* **To be done**
Which lines contain the string "bottom"? Please list every one of them.

□ □ □

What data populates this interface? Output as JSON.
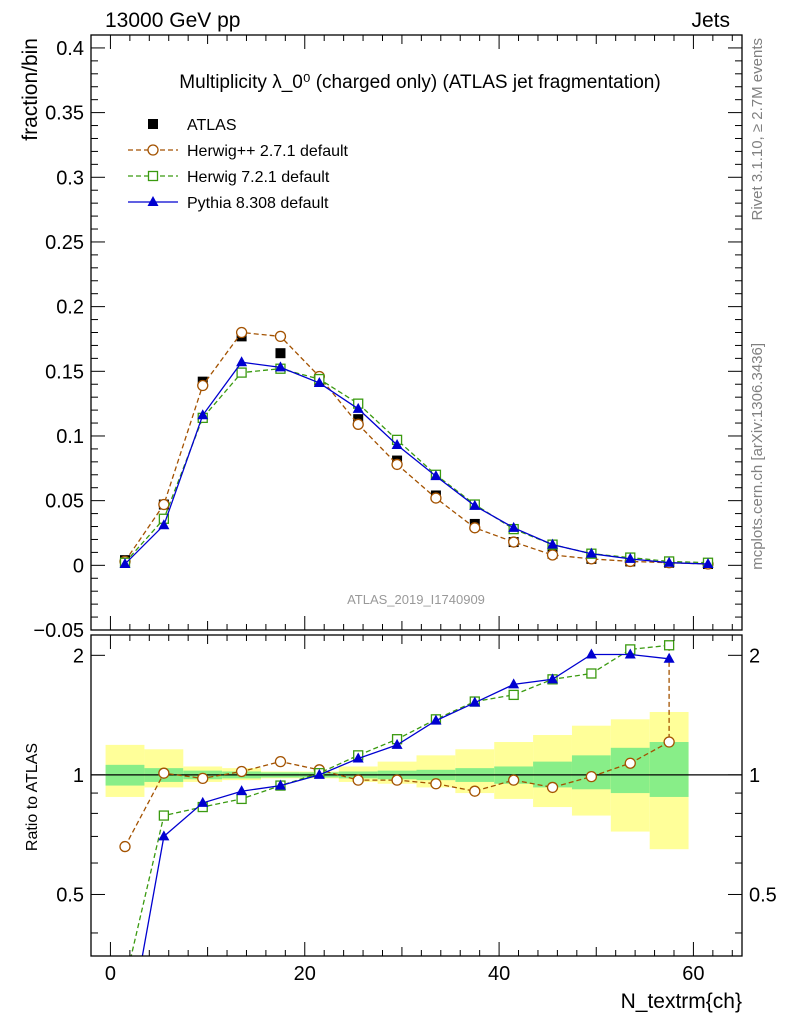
{
  "header": {
    "left": "13000 GeV pp",
    "right": "Jets"
  },
  "side": {
    "top": "Rivet 3.1.10, ≥ 2.7M events",
    "bottom": "mcplots.cern.ch [arXiv:1306.3436]"
  },
  "watermark": "ATLAS_2019_I1740909",
  "chart_data": [
    {
      "type": "line",
      "title": "Multiplicity λ_0⁰ (charged only) (ATLAS jet fragmentation)",
      "ylabel": "fraction/bin",
      "xlabel": "",
      "xlim": [
        -2,
        65
      ],
      "ylim": [
        -0.05,
        0.41
      ],
      "x_ticks": [
        "0",
        "20",
        "40",
        "60"
      ],
      "y_ticks": [
        "−0.05",
        "0",
        "0.05",
        "0.1",
        "0.15",
        "0.2",
        "0.25",
        "0.3",
        "0.35",
        "0.4"
      ],
      "x": [
        1.5,
        5.5,
        9.5,
        13.5,
        17.5,
        21.5,
        25.5,
        29.5,
        33.5,
        37.5,
        41.5,
        45.5,
        49.5,
        53.5,
        57.5,
        61.5
      ],
      "series": [
        {
          "name": "ATLAS",
          "color": "#000000",
          "marker": "filled-square",
          "line": "none",
          "values": [
            0.004,
            0.047,
            0.142,
            0.177,
            0.164,
            0.142,
            0.113,
            0.081,
            0.054,
            0.032,
            0.018,
            0.009,
            0.005,
            0.003,
            0.002,
            0.001
          ]
        },
        {
          "name": "Herwig++ 2.7.1 default",
          "color": "#a35200",
          "marker": "open-circle",
          "line": "dashed",
          "values": [
            0.003,
            0.047,
            0.139,
            0.18,
            0.177,
            0.146,
            0.109,
            0.078,
            0.052,
            0.029,
            0.018,
            0.008,
            0.005,
            0.003,
            0.002,
            0.001
          ]
        },
        {
          "name": "Herwig 7.2.1 default",
          "color": "#3a9a10",
          "marker": "open-square",
          "line": "dashed",
          "values": [
            0.002,
            0.036,
            0.114,
            0.149,
            0.152,
            0.144,
            0.125,
            0.097,
            0.07,
            0.047,
            0.028,
            0.016,
            0.009,
            0.006,
            0.003,
            0.002
          ]
        },
        {
          "name": "Pythia 8.308 default",
          "color": "#0000d0",
          "marker": "filled-triangle",
          "line": "solid",
          "values": [
            0.001,
            0.031,
            0.116,
            0.157,
            0.153,
            0.141,
            0.121,
            0.093,
            0.069,
            0.046,
            0.029,
            0.016,
            0.009,
            0.005,
            0.002,
            0.001
          ]
        }
      ]
    },
    {
      "type": "line",
      "title": "",
      "ylabel": "Ratio to ATLAS",
      "xlabel": "N_textrm{ch}",
      "xlim": [
        -2,
        65
      ],
      "ylim": [
        0.35,
        2.25
      ],
      "x_ticks": [
        "0",
        "20",
        "40",
        "60"
      ],
      "y_ticks": [
        "0.5",
        "1",
        "2"
      ],
      "reference": 1,
      "bands": {
        "bins": [
          [
            -0.5,
            3.5
          ],
          [
            3.5,
            7.5
          ],
          [
            7.5,
            11.5
          ],
          [
            11.5,
            15.5
          ],
          [
            15.5,
            19.5
          ],
          [
            19.5,
            23.5
          ],
          [
            23.5,
            27.5
          ],
          [
            27.5,
            31.5
          ],
          [
            31.5,
            35.5
          ],
          [
            35.5,
            39.5
          ],
          [
            39.5,
            43.5
          ],
          [
            43.5,
            47.5
          ],
          [
            47.5,
            51.5
          ],
          [
            51.5,
            55.5
          ],
          [
            55.5,
            59.5
          ]
        ],
        "inner": [
          [
            0.94,
            1.06
          ],
          [
            0.96,
            1.04
          ],
          [
            0.975,
            1.025
          ],
          [
            0.98,
            1.02
          ],
          [
            0.985,
            1.015
          ],
          [
            0.985,
            1.015
          ],
          [
            0.98,
            1.02
          ],
          [
            0.975,
            1.025
          ],
          [
            0.97,
            1.03
          ],
          [
            0.96,
            1.04
          ],
          [
            0.95,
            1.05
          ],
          [
            0.93,
            1.08
          ],
          [
            0.92,
            1.12
          ],
          [
            0.9,
            1.17
          ],
          [
            0.88,
            1.21
          ]
        ],
        "outer": [
          [
            0.88,
            1.19
          ],
          [
            0.93,
            1.16
          ],
          [
            0.96,
            1.05
          ],
          [
            0.97,
            1.04
          ],
          [
            0.98,
            1.02
          ],
          [
            0.98,
            1.02
          ],
          [
            0.96,
            1.05
          ],
          [
            0.95,
            1.08
          ],
          [
            0.93,
            1.12
          ],
          [
            0.9,
            1.16
          ],
          [
            0.87,
            1.21
          ],
          [
            0.83,
            1.26
          ],
          [
            0.79,
            1.33
          ],
          [
            0.72,
            1.38
          ],
          [
            0.65,
            1.44
          ]
        ],
        "inner_color": "#88ee88",
        "outer_color": "#ffff99"
      },
      "x": [
        1.5,
        5.5,
        9.5,
        13.5,
        17.5,
        21.5,
        25.5,
        29.5,
        33.5,
        37.5,
        41.5,
        45.5,
        49.5,
        53.5,
        57.5
      ],
      "series": [
        {
          "name": "Herwig++ 2.7.1 default",
          "color": "#a35200",
          "marker": "open-circle",
          "line": "dashed",
          "values": [
            0.66,
            1.01,
            0.98,
            1.02,
            1.08,
            1.03,
            0.97,
            0.97,
            0.95,
            0.91,
            0.97,
            0.93,
            0.99,
            1.07,
            1.21
          ],
          "tail_to": 2.12
        },
        {
          "name": "Herwig 7.2.1 default",
          "color": "#3a9a10",
          "marker": "open-square",
          "line": "dashed",
          "values": [
            0.3,
            0.79,
            0.83,
            0.87,
            0.94,
            1.01,
            1.12,
            1.23,
            1.38,
            1.53,
            1.59,
            1.74,
            1.8,
            2.07,
            2.12
          ]
        },
        {
          "name": "Pythia 8.308 default",
          "color": "#0000d0",
          "marker": "filled-triangle",
          "line": "solid",
          "values": [
            0.2,
            0.7,
            0.85,
            0.91,
            0.94,
            1.0,
            1.1,
            1.19,
            1.37,
            1.52,
            1.69,
            1.74,
            2.01,
            2.01,
            1.96
          ]
        }
      ]
    }
  ]
}
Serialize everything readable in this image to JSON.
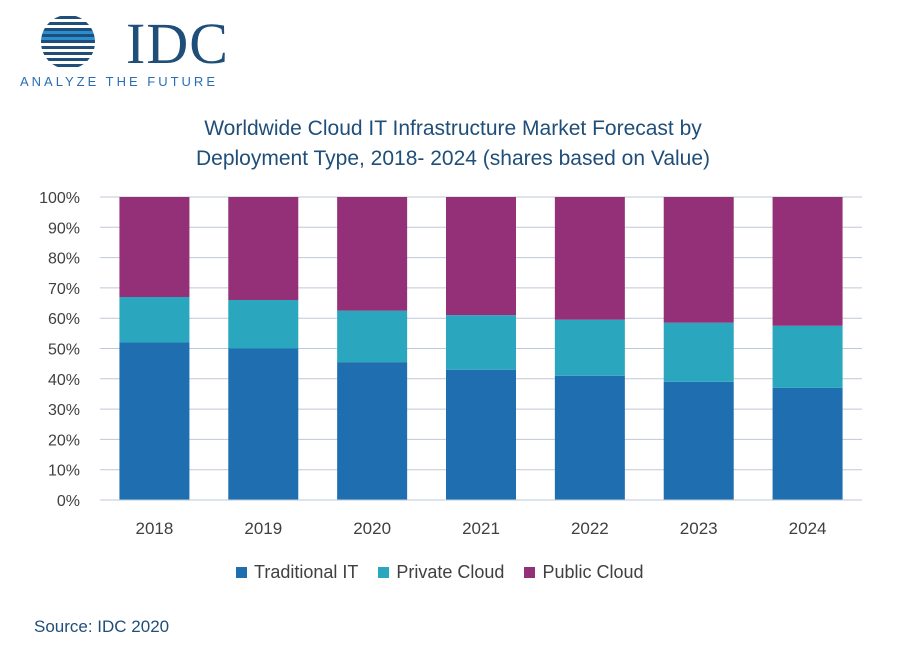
{
  "logo": {
    "name": "IDC",
    "tagline": "ANALYZE THE FUTURE"
  },
  "title_line1": "Worldwide Cloud IT Infrastructure Market Forecast by",
  "title_line2": "Deployment Type, 2018- 2024 (shares based on Value)",
  "source": "Source: IDC 2020",
  "colors": {
    "traditional": "#1f6fb0",
    "private": "#2aa6bf",
    "public": "#943078",
    "grid": "#bfc8d8",
    "axis_text": "#404040"
  },
  "chart_data": {
    "type": "bar",
    "stacked": true,
    "title": "Worldwide Cloud IT Infrastructure Market Forecast by Deployment Type, 2018- 2024 (shares based on Value)",
    "categories": [
      "2018",
      "2019",
      "2020",
      "2021",
      "2022",
      "2023",
      "2024"
    ],
    "series": [
      {
        "name": "Traditional IT",
        "values": [
          52,
          50,
          45.5,
          43,
          41,
          39,
          37
        ]
      },
      {
        "name": "Private Cloud",
        "values": [
          15,
          16,
          17,
          18,
          18.5,
          19.5,
          20.5
        ]
      },
      {
        "name": "Public Cloud",
        "values": [
          33,
          34,
          37.5,
          39,
          40.5,
          41.5,
          42.5
        ]
      }
    ],
    "ylim": [
      0,
      100
    ],
    "yticks": [
      "0%",
      "10%",
      "20%",
      "30%",
      "40%",
      "50%",
      "60%",
      "70%",
      "80%",
      "90%",
      "100%"
    ],
    "grid": true,
    "legend_position": "bottom"
  }
}
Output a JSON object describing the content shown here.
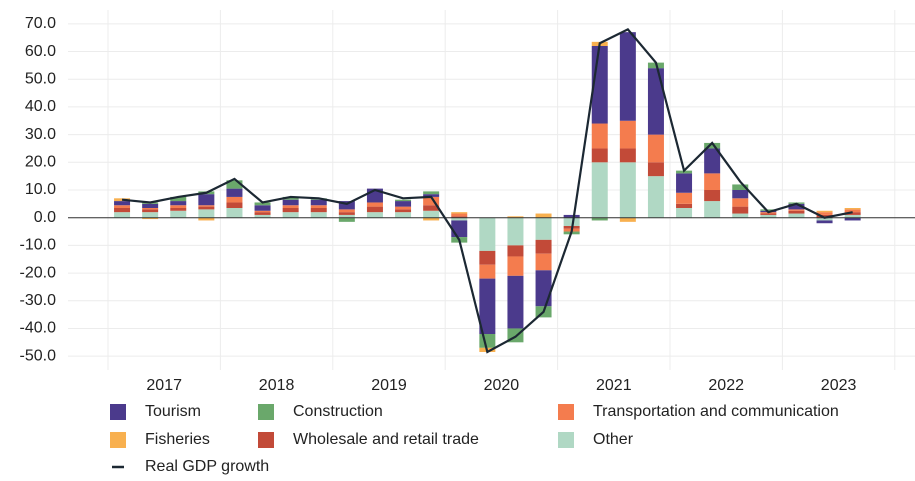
{
  "chart_data": {
    "type": "stacked-bar-line",
    "categories": [
      null,
      null,
      null,
      null,
      null,
      null,
      null,
      null,
      null,
      null,
      null,
      null,
      null,
      null,
      null,
      null,
      null,
      null,
      null,
      null,
      null,
      null,
      null,
      null,
      null,
      null,
      null
    ],
    "year_labels": [
      "2017",
      "2018",
      "2019",
      "2020",
      "2021",
      "2022",
      "2023"
    ],
    "ylim": [
      -55,
      75
    ],
    "yticks": [
      {
        "value": -50,
        "label": "-50.0"
      },
      {
        "value": -40,
        "label": "-40.0"
      },
      {
        "value": -30,
        "label": "-30.0"
      },
      {
        "value": -20,
        "label": "-20.0"
      },
      {
        "value": -10,
        "label": "-10.0"
      },
      {
        "value": 0,
        "label": "0.0"
      },
      {
        "value": 10,
        "label": "10.0"
      },
      {
        "value": 20,
        "label": "20.0"
      },
      {
        "value": 30,
        "label": "30.0"
      },
      {
        "value": 40,
        "label": "40.0"
      },
      {
        "value": 50,
        "label": "50.0"
      },
      {
        "value": 60,
        "label": "60.0"
      },
      {
        "value": 70,
        "label": "70.0"
      }
    ],
    "grid": true,
    "series": [
      {
        "name": "Tourism",
        "color": "#4b3a8c",
        "values": [
          1.5,
          1.5,
          1.5,
          4,
          3,
          2,
          2,
          2,
          3,
          5,
          2,
          1,
          -6,
          -20,
          -19,
          -13,
          1,
          28,
          32,
          24,
          7,
          9,
          3,
          0.5,
          2,
          -1,
          -1
        ]
      },
      {
        "name": "Construction",
        "color": "#6aa86b",
        "values": [
          0,
          0.5,
          1.5,
          1,
          3,
          1,
          1,
          0.5,
          -1.5,
          0,
          0.5,
          1,
          -2,
          -5,
          -5,
          -4,
          -1,
          -1,
          0,
          2,
          1,
          2,
          2,
          0.5,
          0.5,
          0,
          0
        ]
      },
      {
        "name": "Transportation and communication",
        "color": "#f47c4e",
        "values": [
          1,
          0.5,
          1,
          0.5,
          2,
          0.5,
          1,
          1,
          1,
          1.5,
          1,
          3,
          1,
          -5,
          -7,
          -6,
          -1,
          9,
          10,
          10,
          4,
          6,
          3,
          0.5,
          0.5,
          1,
          1
        ]
      },
      {
        "name": "Fisheries",
        "color": "#f8b04f",
        "values": [
          1,
          -0.5,
          0,
          -1,
          0,
          0,
          0,
          0,
          0,
          0,
          0,
          -1,
          0.5,
          -1.5,
          0.5,
          1.5,
          0,
          1.5,
          -1.5,
          0,
          0,
          0,
          0,
          0,
          0,
          0.5,
          0.5
        ]
      },
      {
        "name": "Wholesale and retail trade",
        "color": "#c24a38",
        "values": [
          1.5,
          1,
          1,
          1,
          2,
          1,
          1.5,
          1.5,
          1,
          2,
          1,
          2,
          0.5,
          -5,
          -4,
          -5,
          -1,
          5,
          5,
          5,
          1.5,
          4,
          2.5,
          0.5,
          1,
          1,
          1
        ]
      },
      {
        "name": "Other",
        "color": "#b0d8c4",
        "values": [
          2,
          2,
          2.5,
          3,
          3.5,
          1,
          2,
          2,
          1,
          2,
          2,
          2.5,
          -1,
          -12,
          -10,
          -8,
          -3,
          20,
          20,
          15,
          3.5,
          6,
          1.5,
          1,
          1.5,
          -1,
          1
        ]
      }
    ],
    "line": {
      "name": "Real GDP growth",
      "color": "#1c2833",
      "values": [
        6.5,
        5.5,
        7.5,
        9,
        14,
        5.5,
        7.5,
        7,
        5,
        10,
        7,
        7.5,
        -8,
        -48.5,
        -43,
        -34,
        -5,
        63,
        68,
        56,
        17,
        27,
        13,
        2,
        5,
        0,
        2
      ]
    }
  }
}
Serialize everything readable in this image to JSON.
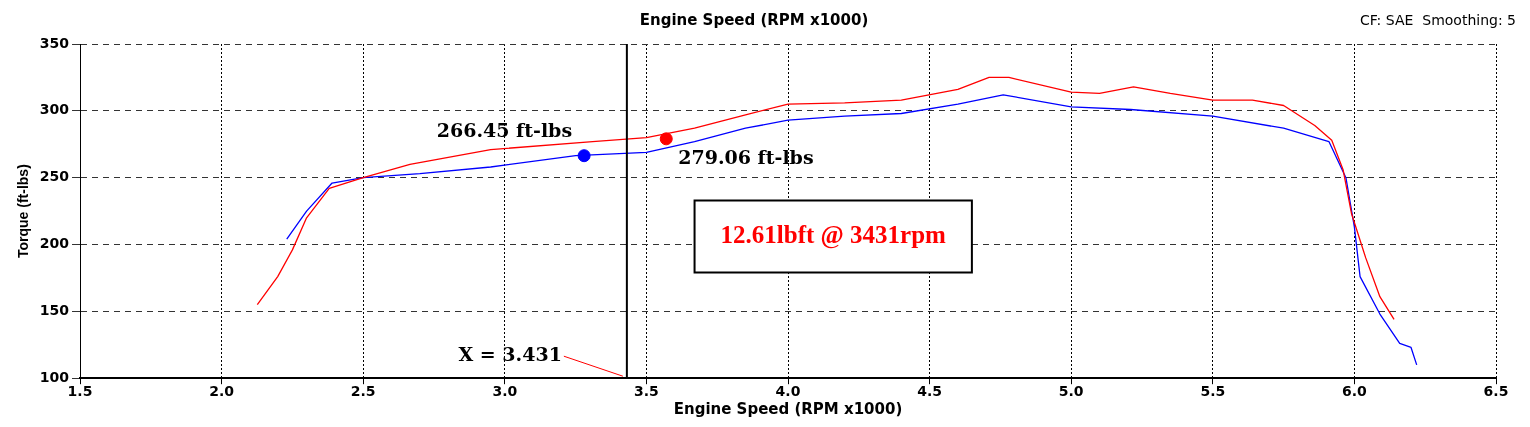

□ □ □

* **Solution to the exercise**
    "bottom": "mcplots.cern.ch [arXiv:1306.3436]"
    "legend_position": "bottom"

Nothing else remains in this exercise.